* SUPPLIED ENTRIES *
+---+

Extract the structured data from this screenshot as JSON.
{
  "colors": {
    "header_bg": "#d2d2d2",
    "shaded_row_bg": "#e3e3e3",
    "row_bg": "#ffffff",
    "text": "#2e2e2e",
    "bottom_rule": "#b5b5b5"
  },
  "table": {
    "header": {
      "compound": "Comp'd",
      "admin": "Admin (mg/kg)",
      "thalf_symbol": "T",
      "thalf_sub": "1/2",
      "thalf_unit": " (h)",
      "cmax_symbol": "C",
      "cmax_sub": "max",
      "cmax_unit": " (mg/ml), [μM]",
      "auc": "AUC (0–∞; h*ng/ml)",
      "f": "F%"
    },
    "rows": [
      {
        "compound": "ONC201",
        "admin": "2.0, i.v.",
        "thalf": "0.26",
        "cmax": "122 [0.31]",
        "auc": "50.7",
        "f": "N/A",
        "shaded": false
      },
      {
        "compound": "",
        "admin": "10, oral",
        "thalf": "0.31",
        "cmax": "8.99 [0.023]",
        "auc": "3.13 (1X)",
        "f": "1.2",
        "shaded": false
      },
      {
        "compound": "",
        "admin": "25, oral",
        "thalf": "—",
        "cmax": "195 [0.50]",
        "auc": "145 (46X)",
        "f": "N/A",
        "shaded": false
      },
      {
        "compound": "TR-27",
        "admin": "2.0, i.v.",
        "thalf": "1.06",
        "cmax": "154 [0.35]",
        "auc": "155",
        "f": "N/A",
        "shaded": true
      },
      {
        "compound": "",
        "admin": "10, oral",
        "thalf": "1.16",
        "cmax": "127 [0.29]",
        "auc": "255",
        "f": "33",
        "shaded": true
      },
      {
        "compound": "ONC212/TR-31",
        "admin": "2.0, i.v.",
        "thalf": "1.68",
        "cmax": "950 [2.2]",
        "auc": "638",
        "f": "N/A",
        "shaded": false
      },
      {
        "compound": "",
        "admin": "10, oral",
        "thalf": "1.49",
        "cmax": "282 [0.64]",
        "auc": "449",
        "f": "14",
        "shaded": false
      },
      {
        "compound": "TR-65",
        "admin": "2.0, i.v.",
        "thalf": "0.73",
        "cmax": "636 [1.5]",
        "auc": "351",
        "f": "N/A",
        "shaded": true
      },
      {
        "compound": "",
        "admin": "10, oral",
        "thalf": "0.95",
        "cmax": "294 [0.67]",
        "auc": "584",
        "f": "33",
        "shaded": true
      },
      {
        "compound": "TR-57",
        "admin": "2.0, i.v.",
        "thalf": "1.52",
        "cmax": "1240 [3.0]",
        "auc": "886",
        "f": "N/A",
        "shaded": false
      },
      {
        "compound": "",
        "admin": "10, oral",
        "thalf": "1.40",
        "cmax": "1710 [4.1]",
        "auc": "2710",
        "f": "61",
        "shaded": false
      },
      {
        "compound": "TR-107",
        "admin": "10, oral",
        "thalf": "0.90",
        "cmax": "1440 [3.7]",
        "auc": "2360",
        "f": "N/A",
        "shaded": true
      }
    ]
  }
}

+---+

* STATED TASK *
Give the entries again in full, exactly as they are written.

* EXERCISE RESULT *
Extract the structured data from this screenshot as JSON.
{
  "colors": {
    "header_bg": "#d2d2d2",
    "shaded_row_bg": "#e3e3e3",
    "row_bg": "#ffffff",
    "text": "#2e2e2e",
    "bottom_rule": "#b5b5b5"
  },
  "table": {
    "header": {
      "compound": "Comp'd",
      "admin": "Admin (mg/kg)",
      "thalf_symbol": "T",
      "thalf_sub": "1/2",
      "thalf_unit": " (h)",
      "cmax_symbol": "C",
      "cmax_sub": "max",
      "cmax_unit": " (mg/ml), [μM]",
      "auc": "AUC (0–∞; h*ng/ml)",
      "f": "F%"
    },
    "rows": [
      {
        "compound": "ONC201",
        "admin": "2.0, i.v.",
        "thalf": "0.26",
        "cmax": "122 [0.31]",
        "auc": "50.7",
        "f": "N/A",
        "shaded": false
      },
      {
        "compound": "",
        "admin": "10, oral",
        "thalf": "0.31",
        "cmax": "8.99 [0.023]",
        "auc": "3.13 (1X)",
        "f": "1.2",
        "shaded": false
      },
      {
        "compound": "",
        "admin": "25, oral",
        "thalf": "—",
        "cmax": "195 [0.50]",
        "auc": "145 (46X)",
        "f": "N/A",
        "shaded": false
      },
      {
        "compound": "TR-27",
        "admin": "2.0, i.v.",
        "thalf": "1.06",
        "cmax": "154 [0.35]",
        "auc": "155",
        "f": "N/A",
        "shaded": true
      },
      {
        "compound": "",
        "admin": "10, oral",
        "thalf": "1.16",
        "cmax": "127 [0.29]",
        "auc": "255",
        "f": "33",
        "shaded": true
      },
      {
        "compound": "ONC212/TR-31",
        "admin": "2.0, i.v.",
        "thalf": "1.68",
        "cmax": "950 [2.2]",
        "auc": "638",
        "f": "N/A",
        "shaded": false
      },
      {
        "compound": "",
        "admin": "10, oral",
        "thalf": "1.49",
        "cmax": "282 [0.64]",
        "auc": "449",
        "f": "14",
        "shaded": false
      },
      {
        "compound": "TR-65",
        "admin": "2.0, i.v.",
        "thalf": "0.73",
        "cmax": "636 [1.5]",
        "auc": "351",
        "f": "N/A",
        "shaded": true
      },
      {
        "compound": "",
        "admin": "10, oral",
        "thalf": "0.95",
        "cmax": "294 [0.67]",
        "auc": "584",
        "f": "33",
        "shaded": true
      },
      {
        "compound": "TR-57",
        "admin": "2.0, i.v.",
        "thalf": "1.52",
        "cmax": "1240 [3.0]",
        "auc": "886",
        "f": "N/A",
        "shaded": false
      },
      {
        "compound": "",
        "admin": "10, oral",
        "thalf": "1.40",
        "cmax": "1710 [4.1]",
        "auc": "2710",
        "f": "61",
        "shaded": false
      },
      {
        "compound": "TR-107",
        "admin": "10, oral",
        "thalf": "0.90",
        "cmax": "1440 [3.7]",
        "auc": "2360",
        "f": "N/A",
        "shaded": true
      }
    ]
  }
}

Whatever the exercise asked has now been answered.